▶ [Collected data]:
>>>

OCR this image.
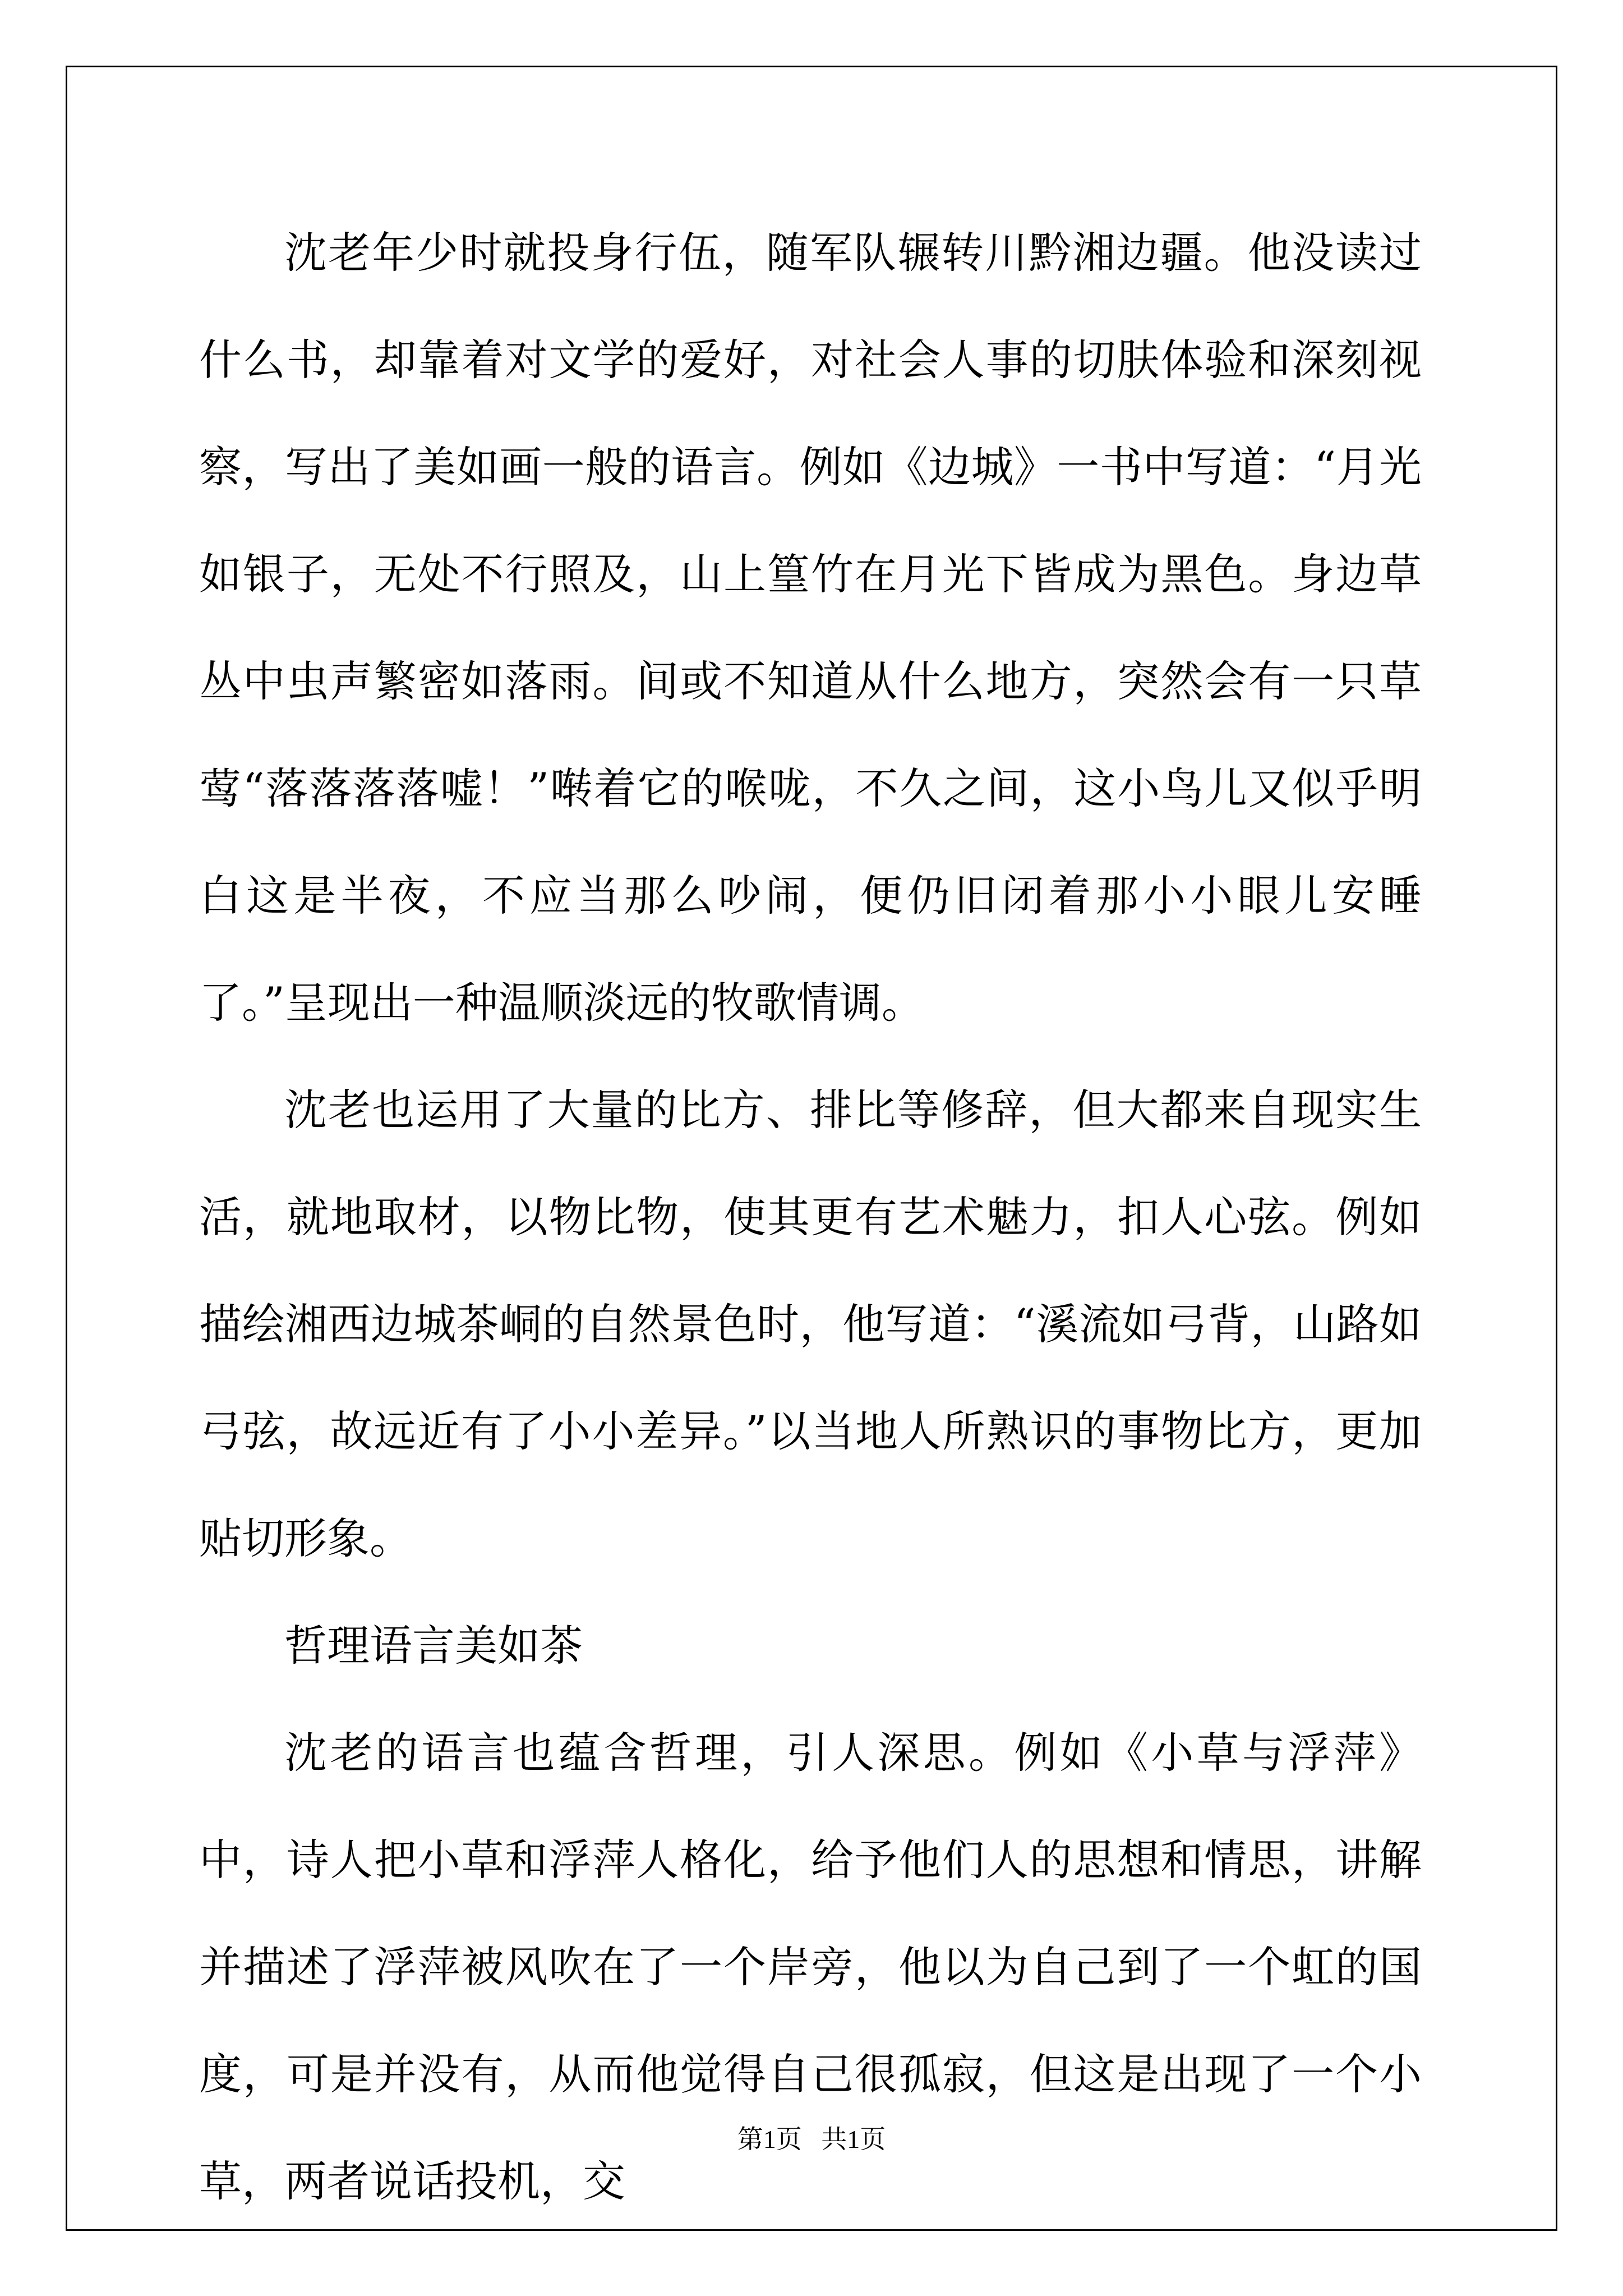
沈老年少时就投身行伍，随军队辗转川黔湘边疆。他没读过什么书，却靠着对文学的爱好，对社会人事的切肤体验和深刻视察，写出了美如画一般的语言。例如《边城》一书中写道：“月光如银子，无处不行照及，山上篁竹在月光下皆成为黑色。身边草丛中虫声繁密如落雨。间或不知道从什么地方，突然会有一只草莺“落落落落嘘！”啭着它的喉咙，不久之间，这小鸟儿又似乎明白这是半夜，不应当那么吵闹，便仍旧闭着那小小眼儿安睡了。”呈现出一种温顺淡远的牧歌情调。

沈老也运用了大量的比方、排比等修辞，但大都来自现实生活，就地取材，以物比物，使其更有艺术魅力，扣人心弦。例如描绘湘西边城茶峒的自然景色时，他写道：“溪流如弓背，山路如弓弦，故远近有了小小差异。”以当地人所熟识的事物比方，更加贴切形象。

哲理语言美如茶

沈老的语言也蕴含哲理，引人深思。例如《小草与浮萍》中，诗人把小草和浮萍人格化，给予他们人的思想和情思，讲解并描述了浮萍被风吹在了一个岸旁，他以为自己到了一个虹的国度，可是并没有，从而他觉得自己很孤寂，但这是出现了一个小草，两者说话投机，交

第1页 共1页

<<<

▶ [GIVEN EXERCISE]:
Every record above should be written out again exactly; the pictures stay out of the copy.

▶ [ANSWER TO THE PROBLEM]:
OCR this image.
沈老年少时就投身行伍，随军队辗转川黔湘边疆。他没读过什么书，却靠着对文学的爱好，对社会人事的切肤体验和深刻视察，写出了美如画一般的语言。例如《边城》一书中写道：“月光如银子，无处不行照及，山上篁竹在月光下皆成为黑色。身边草丛中虫声繁密如落雨。间或不知道从什么地方，突然会有一只草莺“落落落落嘘！”啭着它的喉咙，不久之间，这小鸟儿又似乎明白这是半夜，不应当那么吵闹，便仍旧闭着那小小眼儿安睡了。”呈现出一种温顺淡远的牧歌情调。

沈老也运用了大量的比方、排比等修辞，但大都来自现实生活，就地取材，以物比物，使其更有艺术魅力，扣人心弦。例如描绘湘西边城茶峒的自然景色时，他写道：“溪流如弓背，山路如弓弦，故远近有了小小差异。”以当地人所熟识的事物比方，更加贴切形象。

哲理语言美如茶

沈老的语言也蕴含哲理，引人深思。例如《小草与浮萍》中，诗人把小草和浮萍人格化，给予他们人的思想和情思，讲解并描述了浮萍被风吹在了一个岸旁，他以为自己到了一个虹的国度，可是并没有，从而他觉得自己很孤寂，但这是出现了一个小草，两者说话投机，交

第1页 共1页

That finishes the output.